**Work to complete**
Only the number is wanted: how many lines contain the word "Fallecidos"?

**Supplied information**
•••••

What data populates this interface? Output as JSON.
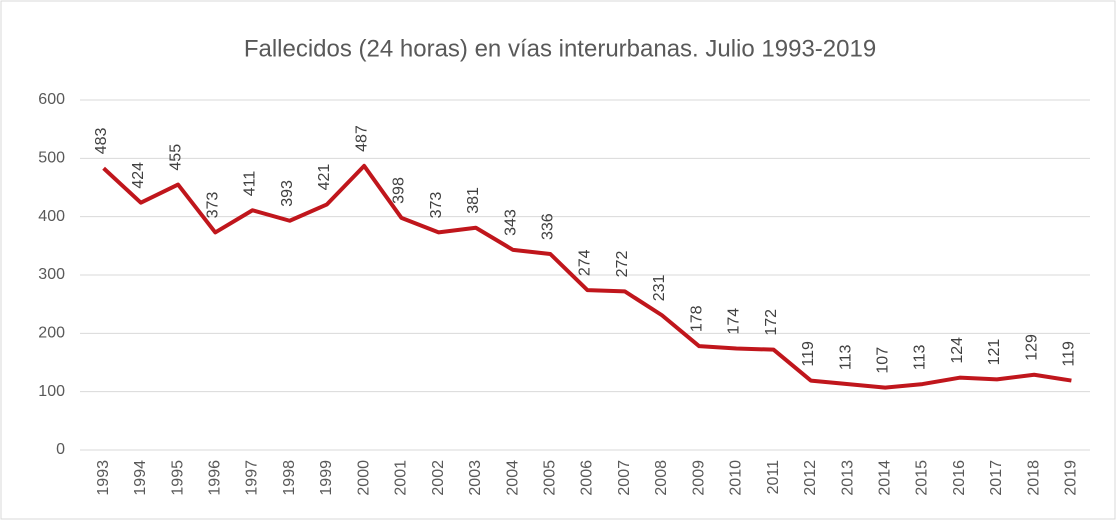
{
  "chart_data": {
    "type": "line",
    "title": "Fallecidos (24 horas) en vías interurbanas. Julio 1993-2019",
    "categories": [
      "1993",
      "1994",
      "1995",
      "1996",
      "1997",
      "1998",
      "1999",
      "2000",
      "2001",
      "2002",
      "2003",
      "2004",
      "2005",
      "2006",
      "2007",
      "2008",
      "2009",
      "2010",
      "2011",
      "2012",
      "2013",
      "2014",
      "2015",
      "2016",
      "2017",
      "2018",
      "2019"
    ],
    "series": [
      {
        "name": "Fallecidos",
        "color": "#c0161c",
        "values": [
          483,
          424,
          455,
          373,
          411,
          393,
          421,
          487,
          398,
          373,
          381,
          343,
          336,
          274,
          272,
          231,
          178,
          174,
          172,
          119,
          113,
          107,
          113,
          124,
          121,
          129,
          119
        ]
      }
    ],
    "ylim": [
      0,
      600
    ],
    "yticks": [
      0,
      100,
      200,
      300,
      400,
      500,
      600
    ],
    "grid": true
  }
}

•••••

**Solution**
2